**GIVEN PROBLEM:**
Could you output the data lines unchanged, starting at the line that contains "Bar — [191, 805, 311, 932]" and stopping after the line that contains "Localize each UI"?
--- Start DATASET ---
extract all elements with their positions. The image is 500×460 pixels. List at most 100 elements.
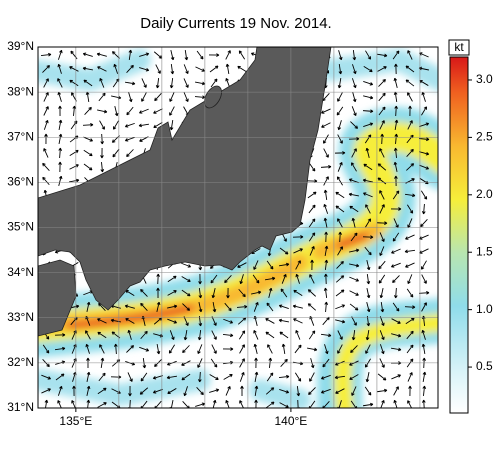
current-arrow [223,318,234,324]
current-arrow [54,333,66,337]
current-arrow [100,161,105,173]
current-arrow [418,291,430,295]
current-arrow [127,372,133,382]
current-arrow [324,273,328,285]
current-arrow [126,149,134,158]
current-arrow [184,49,189,61]
current-arrow [320,164,332,169]
current-arrow [254,385,259,397]
current-arrow [377,177,387,185]
current-arrow [42,344,50,354]
current-arrow [254,399,258,408]
current-arrow [376,221,388,225]
current-arrow [238,288,246,298]
current-arrow [419,151,430,156]
current-arrow [197,344,203,354]
current-arrow [393,287,398,299]
current-arrow [82,123,94,127]
current-arrow [379,120,385,130]
current-arrow [379,330,385,341]
current-arrow [97,387,107,395]
current-arrow [210,78,218,88]
current-arrow [351,148,357,158]
current-arrow [309,246,315,256]
current-arrow [98,372,106,382]
current-arrow [362,402,374,407]
current-arrow [211,344,217,354]
current-arrow [278,304,289,309]
current-arrow [194,95,206,100]
current-arrow [170,50,175,61]
current-arrow [83,149,93,157]
current-arrow [266,372,274,382]
current-arrow [420,219,428,228]
current-arrow [86,399,91,408]
current-arrow [336,176,343,186]
colorbar [449,56,469,414]
current-arrow [350,232,358,242]
current-arrow [421,329,426,340]
current-arrow [167,318,177,324]
current-arrow [337,246,343,256]
current-arrow [392,190,400,200]
land [38,47,332,337]
current-arrow [253,343,258,354]
sado-island [204,85,222,109]
current-arrow [362,235,374,239]
current-arrow [351,329,356,341]
current-arrow [324,259,329,271]
current-arrow [167,290,177,296]
current-arrow [380,301,385,313]
current-arrow [54,346,66,351]
current-arrow [404,305,416,309]
current-arrow [421,302,427,312]
current-arrow [211,288,216,299]
current-arrow [267,344,273,354]
current-arrow [169,119,174,131]
current-arrow [320,374,331,380]
current-arrow [307,303,317,311]
current-arrow [169,92,175,102]
current-arrow [393,147,398,159]
current-arrow [182,303,191,311]
current-arrow [378,274,386,284]
current-arrow [292,235,304,239]
current-arrow [156,273,160,285]
current-arrow [167,275,177,283]
current-arrow [422,385,427,397]
current-arrow [323,134,329,144]
honshu [38,47,332,311]
current-arrow [365,218,372,228]
current-arrow [139,346,150,352]
latitude-label: 37°N [7,129,34,143]
current-arrow [169,106,175,116]
current-arrow [338,63,343,75]
current-arrow [406,204,414,214]
current-arrow [405,65,415,73]
current-arrow [239,274,244,285]
current-arrow [421,106,428,116]
current-arrow [124,122,135,128]
current-arrow [69,178,80,183]
current-arrow [364,386,372,396]
current-arrow [264,276,276,281]
current-arrow [324,344,329,355]
current-arrow [97,331,107,339]
current-arrow [365,329,370,341]
current-arrow [376,53,388,58]
current-arrow [335,388,345,394]
current-arrow [295,273,300,284]
current-arrow [278,374,290,379]
current-arrow [41,374,51,380]
current-arrow [223,374,233,380]
current-arrow [335,289,345,297]
current-arrow [379,204,385,214]
latitude-label: 35°N [7,220,34,234]
current-arrow [268,287,273,298]
current-arrow [348,192,359,197]
current-arrow [365,204,371,214]
current-arrow [406,330,414,340]
current-arrow [156,301,161,312]
current-arrow [210,274,218,284]
current-arrow [308,162,316,172]
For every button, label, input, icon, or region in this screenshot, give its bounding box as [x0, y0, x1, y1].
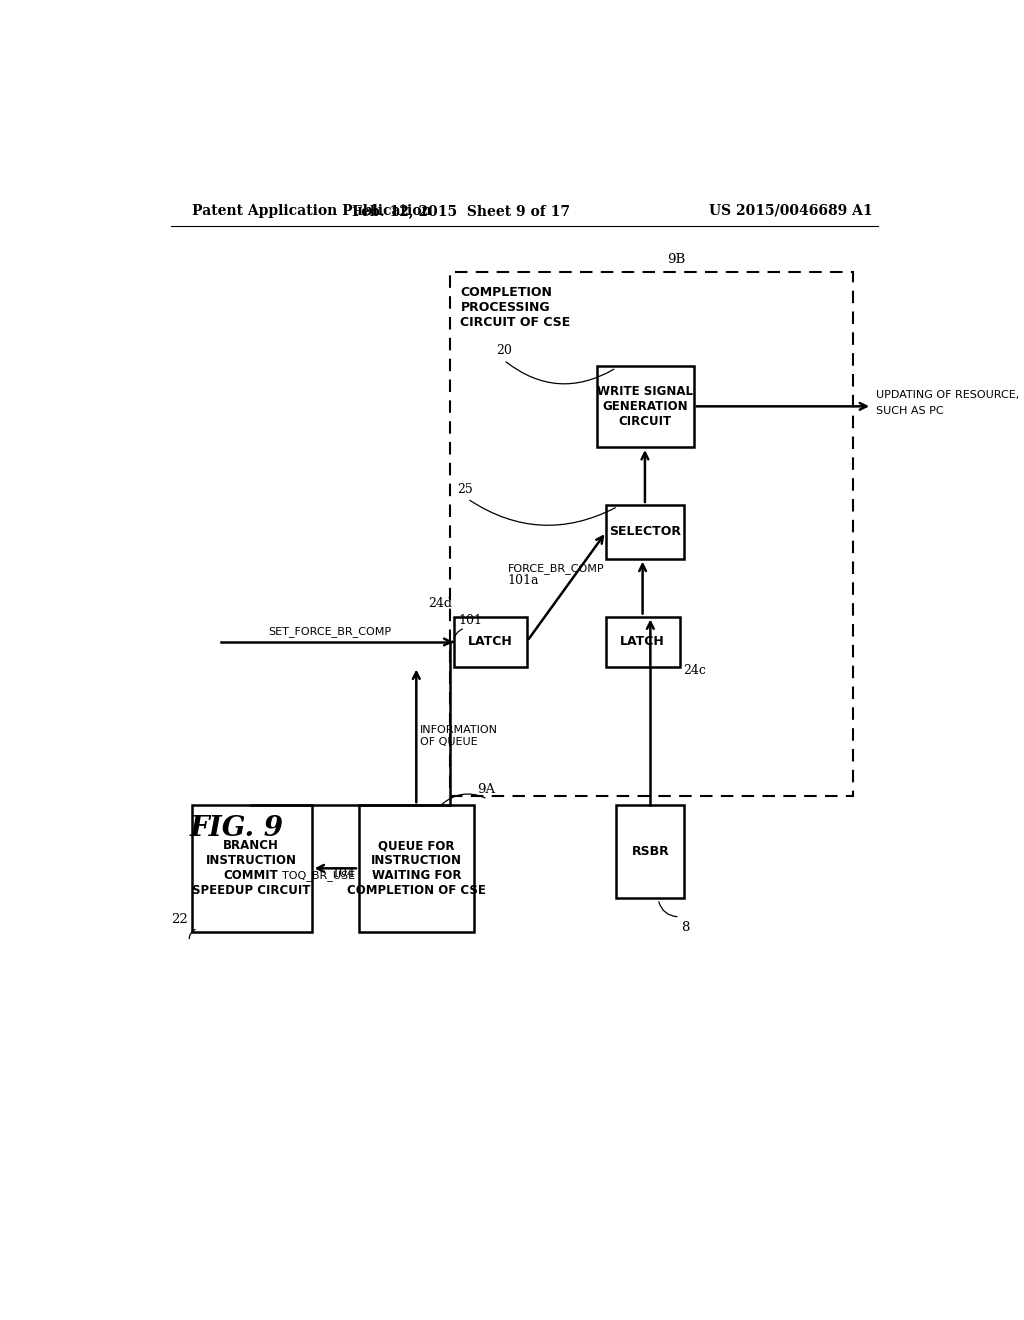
Bar — [191, 805, 311, 932]
Text: 24c: 24c — [683, 664, 706, 677]
Text: 104: 104 — [331, 867, 355, 880]
Bar — [450, 272, 853, 796]
Text: COMPLETION
PROCESSING
CIRCUIT OF CSE: COMPLETION PROCESSING CIRCUIT OF CSE — [461, 286, 570, 329]
Text: 101: 101 — [459, 614, 483, 627]
Text: LATCH: LATCH — [621, 635, 665, 648]
Text: WRITE SIGNAL
GENERATION
CIRCUIT: WRITE SIGNAL GENERATION CIRCUIT — [597, 385, 693, 428]
Bar — [606, 506, 684, 558]
Text: TOQ_BR_USE: TOQ_BR_USE — [282, 870, 355, 880]
Text: BRANCH
INSTRUCTION
COMMIT
SPEEDUP CIRCUIT: BRANCH INSTRUCTION COMMIT SPEEDUP CIRCUI… — [193, 840, 310, 898]
Text: 22: 22 — [171, 913, 187, 927]
Text: FIG. 9: FIG. 9 — [190, 814, 284, 842]
Text: RSBR: RSBR — [632, 845, 670, 858]
Text: INFORMATION
OF QUEUE: INFORMATION OF QUEUE — [420, 725, 498, 747]
Text: UPDATING OF RESOURCE,: UPDATING OF RESOURCE, — [876, 391, 1019, 400]
Text: FORCE_BR_COMP: FORCE_BR_COMP — [508, 564, 605, 574]
Text: LATCH: LATCH — [468, 635, 512, 648]
Text: Feb. 12, 2015  Sheet 9 of 17: Feb. 12, 2015 Sheet 9 of 17 — [352, 203, 570, 218]
Bar — [597, 367, 693, 447]
Text: Patent Application Publication: Patent Application Publication — [191, 203, 431, 218]
Text: SUCH AS PC: SUCH AS PC — [876, 405, 943, 416]
Bar — [616, 805, 684, 898]
Text: 101a: 101a — [508, 574, 540, 587]
Bar — [454, 616, 527, 667]
Text: SELECTOR: SELECTOR — [609, 525, 681, 539]
Text: 9A: 9A — [477, 783, 495, 796]
Text: 8: 8 — [681, 921, 690, 933]
Text: 20: 20 — [496, 345, 512, 358]
Bar — [359, 805, 474, 932]
Bar — [606, 616, 680, 667]
Text: 9B: 9B — [667, 253, 685, 267]
Text: 24d: 24d — [428, 598, 452, 610]
Text: US 2015/0046689 A1: US 2015/0046689 A1 — [710, 203, 872, 218]
Text: 25: 25 — [458, 483, 473, 496]
Text: SET_FORCE_BR_COMP: SET_FORCE_BR_COMP — [268, 627, 391, 638]
Text: QUEUE FOR
INSTRUCTION
WAITING FOR
COMPLETION OF CSE: QUEUE FOR INSTRUCTION WAITING FOR COMPLE… — [347, 840, 485, 898]
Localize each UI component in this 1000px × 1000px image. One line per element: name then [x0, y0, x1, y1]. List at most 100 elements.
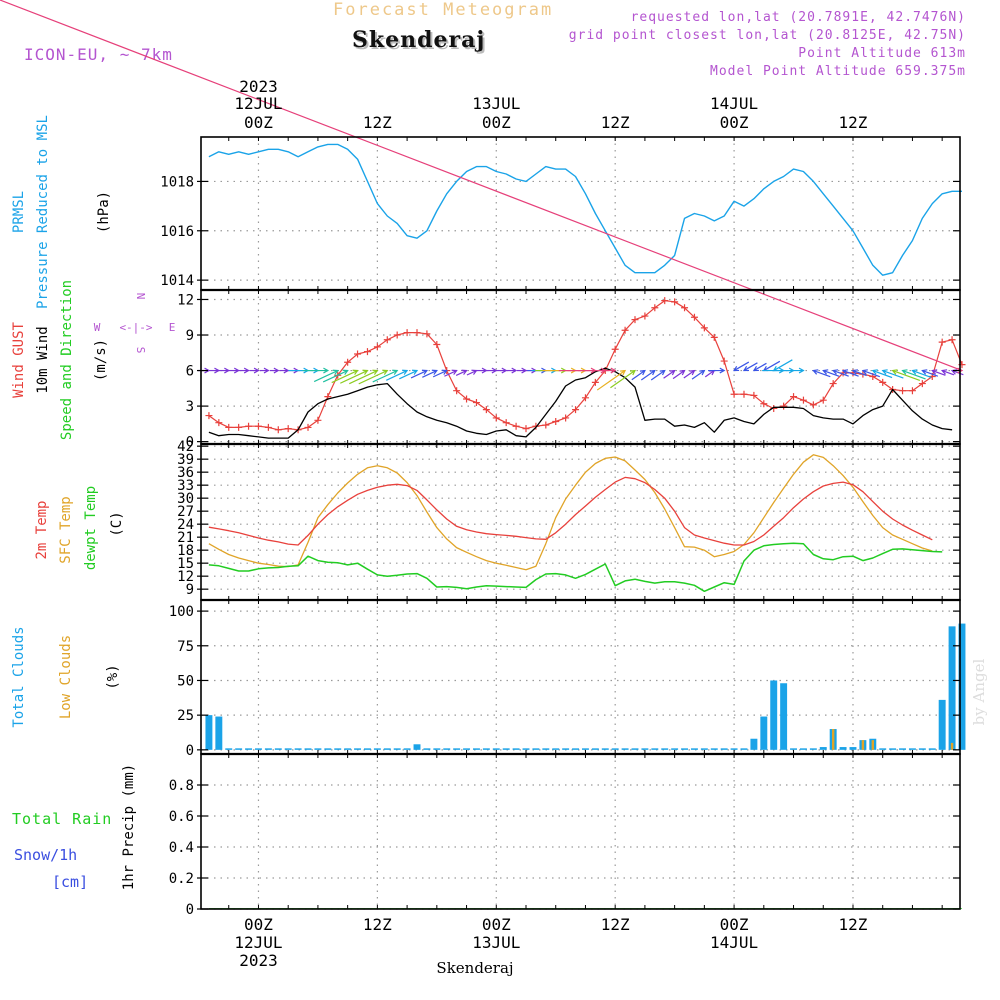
wind-arrow: [763, 360, 781, 372]
top-time-label: 00Z: [482, 113, 511, 132]
gust-point: [690, 313, 698, 321]
pressure-unit: (hPa): [96, 191, 112, 233]
wind-arrow: [852, 369, 867, 377]
gust-point: [433, 340, 441, 348]
wind-arrow: [349, 370, 378, 385]
wind-arrow: [813, 369, 831, 378]
snow-label: Snow/1h: [14, 846, 77, 864]
gust-point: [522, 425, 530, 433]
gust-point: [532, 422, 540, 430]
wind-arrow: [640, 370, 656, 381]
wind-arrow: [650, 370, 666, 381]
total-cloud-bar: [809, 748, 817, 750]
total-cloud-bar: [948, 626, 956, 750]
gust-point: [899, 387, 907, 395]
compass-arrows: <-|->: [119, 321, 152, 334]
gust-point: [264, 423, 272, 431]
wind-arrow: [663, 370, 675, 379]
total-cloud-bar: [423, 748, 431, 750]
total-cloud-bar: [720, 748, 728, 750]
total-cloud-bar: [482, 748, 490, 750]
wind-arrow: [823, 369, 840, 377]
gust-point: [344, 358, 352, 366]
wind-arrow-head: [812, 369, 819, 375]
series-10m-wind: [208, 367, 953, 439]
y-tick-label: 12: [177, 569, 194, 585]
temp-2m-label: 2m Temp: [34, 500, 50, 559]
gust-point: [354, 350, 362, 358]
gust-point: [819, 396, 827, 404]
total-cloud-bar: [413, 744, 421, 750]
gust-point: [750, 391, 758, 399]
wind-arrow: [340, 370, 368, 384]
point-altitude: Point Altitude 613m: [798, 46, 966, 61]
gust-point: [393, 331, 401, 339]
total-cloud-bar: [403, 748, 411, 750]
footer-location: Skenderaj: [436, 959, 513, 977]
wind-arrow: [596, 370, 626, 391]
gust-point: [245, 422, 253, 430]
wind-arrow-head: [342, 369, 349, 375]
top-time-label: 00Z: [244, 113, 273, 132]
total-cloud-bar: [849, 747, 857, 750]
wind-arrow-head: [639, 369, 646, 376]
total-cloud-bar: [463, 748, 471, 750]
gust-point: [373, 343, 381, 351]
series-wind-gust: [208, 300, 963, 431]
gust-point: [730, 390, 738, 398]
gust-point: [799, 396, 807, 404]
y-tick-label: 1014: [160, 273, 194, 289]
total-cloud-bar: [314, 748, 322, 750]
gust-point: [274, 426, 282, 434]
bottom-time-label: 14JUL: [710, 933, 758, 952]
wind-arrow-head: [752, 365, 759, 372]
gust-point: [304, 423, 312, 431]
total-cloud-bar: [621, 748, 629, 750]
total-cloud-bar: [562, 748, 570, 750]
gust-point: [908, 387, 916, 395]
wind-arrow: [432, 370, 447, 378]
total-cloud-bar: [581, 748, 589, 750]
gust-point: [809, 401, 817, 409]
wind-arrow-head: [861, 369, 868, 375]
gust-point: [700, 324, 708, 332]
wind-arrow-head: [620, 369, 627, 376]
wind-arrow-head: [669, 369, 676, 376]
y-tick-label: 25: [177, 708, 194, 724]
wind-arrow: [672, 370, 685, 380]
total-cloud-bar: [522, 748, 530, 750]
y-tick-label: 27: [177, 504, 194, 520]
top-time-label: 00Z: [720, 113, 749, 132]
wind-arrow-head: [733, 365, 740, 372]
bottom-time-label: 00Z: [482, 915, 511, 934]
total-cloud-bar: [532, 748, 540, 750]
precip-unit: 1hr Precip (mm): [121, 764, 137, 890]
y-tick-label: 9: [186, 582, 194, 598]
top-year-label: 2023: [239, 77, 278, 96]
wind-arrow-head: [901, 369, 908, 375]
total-cloud-bar: [790, 748, 798, 750]
bottom-time-label: 12Z: [601, 915, 630, 934]
compass-n: N: [134, 293, 147, 300]
wind-arrow-head: [451, 369, 458, 375]
wind-arrow: [422, 370, 438, 378]
wind-arrow-head: [441, 369, 448, 375]
wind-arrow: [466, 370, 477, 376]
total-cloud-bar: [274, 748, 282, 750]
total-cloud-bar: [284, 748, 292, 750]
wind-10m-label: 10m Wind: [35, 326, 51, 393]
pressure-label: Pressure Reduced to MSL: [35, 115, 51, 309]
compass-s: S: [134, 347, 147, 354]
wind-arrow-head: [243, 367, 250, 374]
total-cloud-bar: [631, 748, 639, 750]
temp-sfc-label: SFC Temp: [58, 496, 74, 563]
grid-point-coordinates: grid point closest lon,lat (20.8125E, 42…: [568, 28, 966, 43]
low-cloud-bar: [871, 740, 875, 750]
y-tick-label: 39: [177, 452, 194, 468]
wind-arrow-head: [719, 367, 726, 374]
wind-arrow-head: [689, 369, 696, 376]
temp-dewpt-label: dewpt Temp: [83, 486, 99, 570]
y-tick-label: 15: [177, 556, 194, 572]
gust-point: [284, 425, 292, 433]
total-cloud-bar: [681, 748, 689, 750]
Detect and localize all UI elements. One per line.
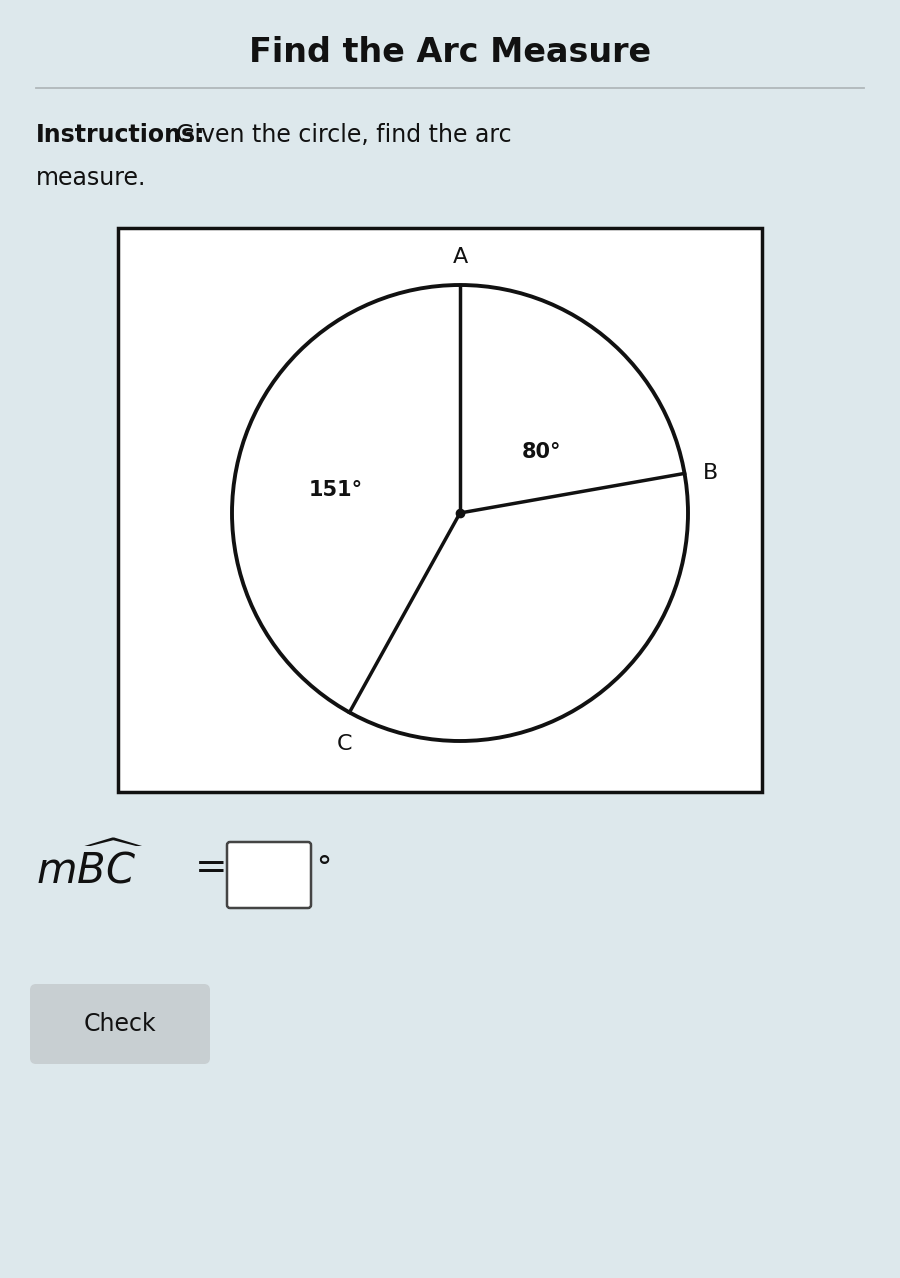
FancyBboxPatch shape xyxy=(30,984,210,1065)
Text: Instructions:: Instructions: xyxy=(36,123,205,147)
Text: $m\widehat{BC}$: $m\widehat{BC}$ xyxy=(36,843,144,893)
Text: =: = xyxy=(195,849,228,887)
Text: °: ° xyxy=(316,854,331,883)
Text: B: B xyxy=(703,464,718,483)
FancyBboxPatch shape xyxy=(118,227,762,792)
Text: Check: Check xyxy=(84,1012,157,1036)
Text: Given the circle, find the arc: Given the circle, find the arc xyxy=(176,123,511,147)
Text: 80°: 80° xyxy=(521,442,561,461)
FancyBboxPatch shape xyxy=(227,842,311,907)
Text: Find the Arc Measure: Find the Arc Measure xyxy=(249,36,651,69)
Text: A: A xyxy=(453,247,468,267)
Text: measure.: measure. xyxy=(36,166,147,190)
Text: C: C xyxy=(337,735,352,754)
Text: 151°: 151° xyxy=(309,481,363,501)
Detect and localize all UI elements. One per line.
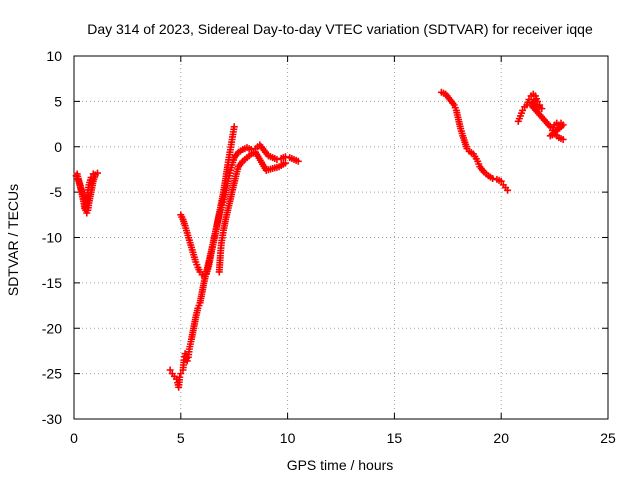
--- End DATASET ---
**TASK RESPONSE:**
Bar — [191, 805, 311, 932]
Text: 24c: 24c — [683, 664, 706, 677]
Text: 104: 104 — [331, 867, 355, 880]
Bar — [450, 272, 853, 796]
Text: COMPLETION
PROCESSING
CIRCUIT OF CSE: COMPLETION PROCESSING CIRCUIT OF CSE — [461, 286, 570, 329]
Text: 101: 101 — [459, 614, 483, 627]
Text: LATCH: LATCH — [621, 635, 665, 648]
Text: WRITE SIGNAL
GENERATION
CIRCUIT: WRITE SIGNAL GENERATION CIRCUIT — [597, 385, 693, 428]
Bar — [606, 506, 684, 558]
Text: TOQ_BR_USE: TOQ_BR_USE — [282, 870, 355, 880]
Text: BRANCH
INSTRUCTION
COMMIT
SPEEDUP CIRCUIT: BRANCH INSTRUCTION COMMIT SPEEDUP CIRCUI… — [193, 840, 310, 898]
Text: 22: 22 — [171, 913, 187, 927]
Text: FIG. 9: FIG. 9 — [190, 814, 284, 842]
Text: RSBR: RSBR — [632, 845, 670, 858]
Text: INFORMATION
OF QUEUE: INFORMATION OF QUEUE — [420, 725, 498, 747]
Text: UPDATING OF RESOURCE,: UPDATING OF RESOURCE, — [876, 391, 1019, 400]
Text: FORCE_BR_COMP: FORCE_BR_COMP — [508, 564, 605, 574]
Text: LATCH: LATCH — [468, 635, 512, 648]
Text: Feb. 12, 2015  Sheet 9 of 17: Feb. 12, 2015 Sheet 9 of 17 — [352, 203, 570, 218]
Bar — [597, 367, 693, 447]
Text: Patent Application Publication: Patent Application Publication — [191, 203, 431, 218]
Text: SUCH AS PC: SUCH AS PC — [876, 405, 943, 416]
Bar — [616, 805, 684, 898]
Text: 101a: 101a — [508, 574, 540, 587]
Bar — [454, 616, 527, 667]
Text: SELECTOR: SELECTOR — [609, 525, 681, 539]
Text: 9A: 9A — [477, 783, 495, 796]
Text: 8: 8 — [681, 921, 690, 933]
Text: 20: 20 — [496, 345, 512, 358]
Bar — [359, 805, 474, 932]
Bar — [606, 616, 680, 667]
Text: 9B: 9B — [667, 253, 685, 267]
Text: 24d: 24d — [428, 598, 452, 610]
Text: US 2015/0046689 A1: US 2015/0046689 A1 — [710, 203, 872, 218]
Text: 25: 25 — [458, 483, 473, 496]
Text: SET_FORCE_BR_COMP: SET_FORCE_BR_COMP — [268, 627, 391, 638]
Text: QUEUE FOR
INSTRUCTION
WAITING FOR
COMPLETION OF CSE: QUEUE FOR INSTRUCTION WAITING FOR COMPLE… — [347, 840, 485, 898]
Localize each UI component in this 1000px × 1000px image. One line per element: name then [x0, y0, x1, y1]. List at most 100 elements.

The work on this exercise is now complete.